== PROBLEM DESCRIPTION ==
Using the material below, copy every line where "Scenarios" appears.

Entries from a visual dataset
——

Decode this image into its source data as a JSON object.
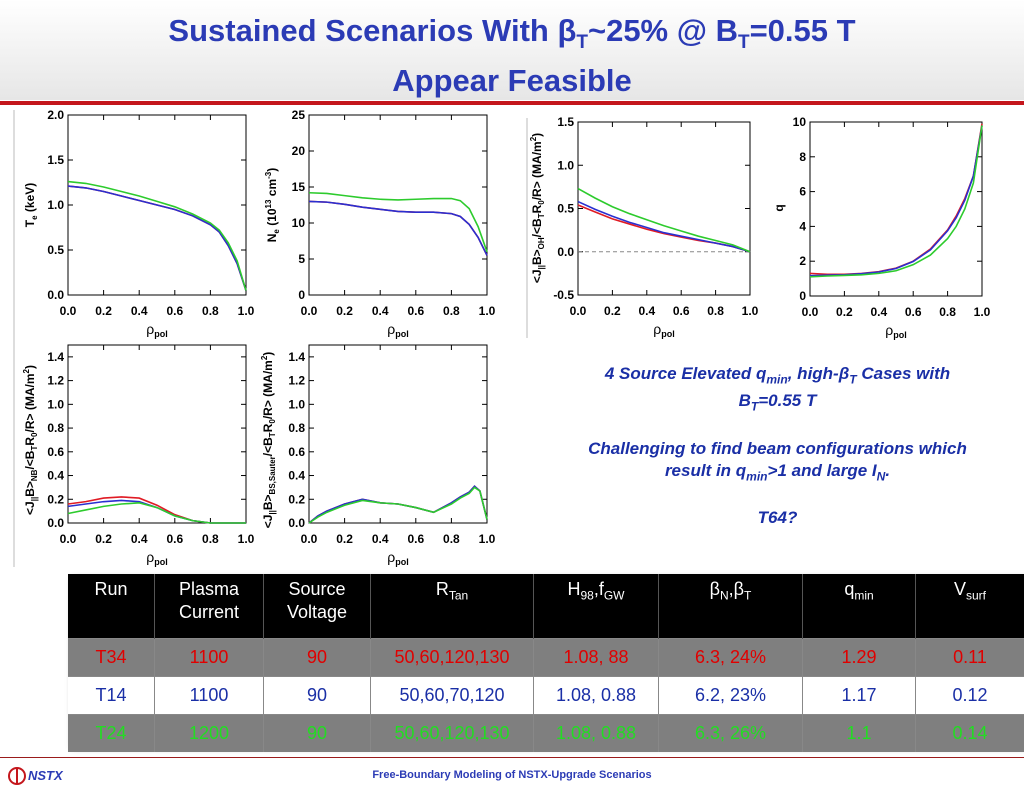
{
  "header": {
    "title_line1_a": "Sustained Scenarios With ",
    "beta": "β",
    "sub_T1": "T",
    "title_line1_b": "~25% @ B",
    "sub_T2": "T",
    "title_line1_c": "=0.55 T",
    "title_line2": "Appear Feasible"
  },
  "colors": {
    "red": "#e01b24",
    "blue": "#2a2fd0",
    "green": "#2dcb2d",
    "title": "#2b3bb5"
  },
  "chart_data": [
    {
      "type": "line",
      "id": "te",
      "ylabel": "T_e (keV)",
      "xlabel": "ρ_pol",
      "xlim": [
        0,
        1
      ],
      "ylim": [
        0,
        2
      ],
      "xticks": [
        "0.0",
        "0.2",
        "0.4",
        "0.6",
        "0.8",
        "1.0"
      ],
      "yticks": [
        "0.0",
        "0.5",
        "1.0",
        "1.5",
        "2.0"
      ],
      "x": [
        0,
        0.1,
        0.2,
        0.3,
        0.4,
        0.5,
        0.6,
        0.7,
        0.8,
        0.85,
        0.9,
        0.95,
        1.0
      ],
      "series": [
        {
          "color": "red",
          "values": [
            1.21,
            1.19,
            1.15,
            1.1,
            1.05,
            1.0,
            0.95,
            0.88,
            0.78,
            0.7,
            0.55,
            0.35,
            0.05
          ]
        },
        {
          "color": "blue",
          "values": [
            1.21,
            1.19,
            1.15,
            1.1,
            1.05,
            1.0,
            0.95,
            0.88,
            0.78,
            0.7,
            0.55,
            0.35,
            0.05
          ]
        },
        {
          "color": "green",
          "values": [
            1.26,
            1.24,
            1.2,
            1.15,
            1.1,
            1.04,
            0.98,
            0.9,
            0.8,
            0.72,
            0.58,
            0.38,
            0.05
          ]
        }
      ]
    },
    {
      "type": "line",
      "id": "ne",
      "ylabel": "N_e (10^13 cm^-3)",
      "xlabel": "ρ_pol",
      "xlim": [
        0,
        1
      ],
      "ylim": [
        0,
        25
      ],
      "xticks": [
        "0.0",
        "0.2",
        "0.4",
        "0.6",
        "0.8",
        "1.0"
      ],
      "yticks": [
        "0",
        "5",
        "10",
        "15",
        "20",
        "25"
      ],
      "x": [
        0,
        0.1,
        0.2,
        0.3,
        0.4,
        0.5,
        0.6,
        0.7,
        0.8,
        0.85,
        0.9,
        0.95,
        1.0
      ],
      "series": [
        {
          "color": "red",
          "values": [
            13.0,
            12.9,
            12.6,
            12.2,
            11.9,
            11.6,
            11.5,
            11.5,
            11.3,
            10.9,
            9.8,
            8.0,
            5.5
          ]
        },
        {
          "color": "blue",
          "values": [
            13.0,
            12.9,
            12.6,
            12.2,
            11.9,
            11.6,
            11.5,
            11.5,
            11.3,
            10.9,
            9.8,
            8.0,
            5.5
          ]
        },
        {
          "color": "green",
          "values": [
            14.2,
            14.1,
            13.8,
            13.5,
            13.3,
            13.2,
            13.3,
            13.4,
            13.4,
            13.1,
            12.0,
            9.5,
            6.0
          ]
        }
      ]
    },
    {
      "type": "line",
      "id": "joh",
      "ylabel": "<J_||B>_OH/<B_T R_0/R> (MA/m^2)",
      "xlabel": "ρ_pol",
      "xlim": [
        0,
        1
      ],
      "ylim": [
        -0.5,
        1.5
      ],
      "xticks": [
        "0.0",
        "0.2",
        "0.4",
        "0.6",
        "0.8",
        "1.0"
      ],
      "yticks": [
        "-0.5",
        "0.0",
        "0.5",
        "1.0",
        "1.5"
      ],
      "zero_line": true,
      "x": [
        0,
        0.1,
        0.2,
        0.3,
        0.4,
        0.5,
        0.6,
        0.7,
        0.8,
        0.9,
        1.0
      ],
      "series": [
        {
          "color": "red",
          "values": [
            0.54,
            0.46,
            0.38,
            0.32,
            0.26,
            0.21,
            0.17,
            0.13,
            0.1,
            0.06,
            0.0
          ]
        },
        {
          "color": "blue",
          "values": [
            0.58,
            0.49,
            0.41,
            0.34,
            0.28,
            0.22,
            0.18,
            0.14,
            0.1,
            0.06,
            0.0
          ]
        },
        {
          "color": "green",
          "values": [
            0.73,
            0.62,
            0.52,
            0.44,
            0.37,
            0.3,
            0.24,
            0.18,
            0.13,
            0.08,
            0.0
          ]
        }
      ]
    },
    {
      "type": "line",
      "id": "q",
      "ylabel": "q",
      "xlabel": "ρ_pol",
      "xlim": [
        0,
        1
      ],
      "ylim": [
        0,
        10
      ],
      "xticks": [
        "0.0",
        "0.2",
        "0.4",
        "0.6",
        "0.8",
        "1.0"
      ],
      "yticks": [
        "0",
        "2",
        "4",
        "6",
        "8",
        "10"
      ],
      "x": [
        0,
        0.1,
        0.2,
        0.3,
        0.4,
        0.5,
        0.6,
        0.7,
        0.8,
        0.85,
        0.9,
        0.95,
        1.0
      ],
      "series": [
        {
          "color": "red",
          "values": [
            1.3,
            1.25,
            1.25,
            1.3,
            1.4,
            1.6,
            2.0,
            2.7,
            3.8,
            4.6,
            5.6,
            6.9,
            9.9
          ]
        },
        {
          "color": "blue",
          "values": [
            1.17,
            1.2,
            1.22,
            1.28,
            1.38,
            1.58,
            1.98,
            2.65,
            3.75,
            4.5,
            5.5,
            6.9,
            9.8
          ]
        },
        {
          "color": "green",
          "values": [
            1.1,
            1.15,
            1.18,
            1.22,
            1.3,
            1.45,
            1.8,
            2.35,
            3.3,
            4.0,
            5.0,
            6.5,
            9.8
          ]
        }
      ]
    },
    {
      "type": "line",
      "id": "jnb",
      "ylabel": "<J_||B>_NB/<B_T R_0/R> (MA/m^2)",
      "xlabel": "ρ_pol",
      "xlim": [
        0,
        1
      ],
      "ylim": [
        0,
        1.5
      ],
      "xticks": [
        "0.0",
        "0.2",
        "0.4",
        "0.6",
        "0.8",
        "1.0"
      ],
      "yticks": [
        "0.0",
        "0.2",
        "0.4",
        "0.6",
        "0.8",
        "1.0",
        "1.2",
        "1.4"
      ],
      "x": [
        0,
        0.1,
        0.2,
        0.3,
        0.4,
        0.5,
        0.6,
        0.7,
        0.8,
        0.9,
        1.0
      ],
      "series": [
        {
          "color": "red",
          "values": [
            0.16,
            0.18,
            0.21,
            0.22,
            0.21,
            0.15,
            0.07,
            0.02,
            0.0,
            0.0,
            0.0
          ]
        },
        {
          "color": "blue",
          "values": [
            0.14,
            0.16,
            0.18,
            0.19,
            0.18,
            0.13,
            0.06,
            0.02,
            0.0,
            0.0,
            0.0
          ]
        },
        {
          "color": "green",
          "values": [
            0.08,
            0.11,
            0.14,
            0.16,
            0.17,
            0.13,
            0.06,
            0.02,
            0.0,
            0.0,
            0.0
          ]
        }
      ]
    },
    {
      "type": "line",
      "id": "jbs",
      "ylabel": "<J_||B>_BS,Sauter/<B_T R_0/R> (MA/m^2)",
      "xlabel": "ρ_pol",
      "xlim": [
        0,
        1
      ],
      "ylim": [
        0,
        1.5
      ],
      "xticks": [
        "0.0",
        "0.2",
        "0.4",
        "0.6",
        "0.8",
        "1.0"
      ],
      "yticks": [
        "0.0",
        "0.2",
        "0.4",
        "0.6",
        "0.8",
        "1.0",
        "1.2",
        "1.4"
      ],
      "x": [
        0,
        0.05,
        0.1,
        0.2,
        0.3,
        0.4,
        0.5,
        0.6,
        0.7,
        0.8,
        0.85,
        0.9,
        0.93,
        0.96,
        1.0
      ],
      "series": [
        {
          "color": "red",
          "values": [
            0.0,
            0.06,
            0.1,
            0.16,
            0.2,
            0.17,
            0.16,
            0.13,
            0.09,
            0.17,
            0.22,
            0.26,
            0.31,
            0.27,
            0.03
          ]
        },
        {
          "color": "blue",
          "values": [
            0.0,
            0.06,
            0.1,
            0.16,
            0.2,
            0.17,
            0.16,
            0.13,
            0.09,
            0.17,
            0.22,
            0.26,
            0.31,
            0.27,
            0.03
          ]
        },
        {
          "color": "green",
          "values": [
            0.0,
            0.05,
            0.09,
            0.15,
            0.19,
            0.17,
            0.16,
            0.13,
            0.09,
            0.16,
            0.21,
            0.25,
            0.3,
            0.27,
            0.03
          ]
        }
      ]
    }
  ],
  "caption": {
    "line1_a": "4 Source Elevated q",
    "line1_min": "min",
    "line1_b": ", high-",
    "line1_beta": "β",
    "line1_T": "T",
    "line1_c": " Cases with",
    "line2_a": "B",
    "line2_T": "T",
    "line2_b": "=0.55 T",
    "line3": "Challenging to find beam configurations which",
    "line4_a": "result in q",
    "line4_min": "min",
    "line4_b": ">1 and large I",
    "line4_N": "N",
    "line4_c": ".",
    "line5": "T64?"
  },
  "table": {
    "headers": {
      "run": "Run",
      "plasma1": "Plasma",
      "plasma2": "Current",
      "source1": "Source",
      "source2": "Voltage",
      "rtan": "R",
      "rtan_sub": "Tan",
      "h98": "H",
      "h98_sub": "98",
      "fgw_sep": ",f",
      "fgw_sub": "GW",
      "beta1": "β",
      "beta_n": "N",
      "beta_sep": ",β",
      "beta_t": "T",
      "qmin": "q",
      "qmin_sub": "min",
      "vsurf": "V",
      "vsurf_sub": "surf"
    },
    "rows": [
      {
        "run": "T34",
        "current": "1100",
        "voltage": "90",
        "rtan": "50,60,120,130",
        "h98fgw": "1.08, 88",
        "beta": "6.3, 24%",
        "qmin": "1.29",
        "vsurf": "0.11"
      },
      {
        "run": "T14",
        "current": "1100",
        "voltage": "90",
        "rtan": "50,60,70,120",
        "h98fgw": "1.08, 0.88",
        "beta": "6.2, 23%",
        "qmin": "1.17",
        "vsurf": "0.12"
      },
      {
        "run": "T24",
        "current": "1200",
        "voltage": "90",
        "rtan": "50,60,120,130",
        "h98fgw": "1.08, 0.88",
        "beta": "6.3, 26%",
        "qmin": "1.1",
        "vsurf": "0.14"
      }
    ]
  },
  "footer": {
    "logo_text": "NSTX",
    "center": "Free-Boundary Modeling of NSTX-Upgrade Scenarios"
  }
}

——

== THE ANSWER ==
    "title_line1_a": "Sustained Scenarios With ",
    "center": "Free-Boundary Modeling of NSTX-Upgrade Scenarios"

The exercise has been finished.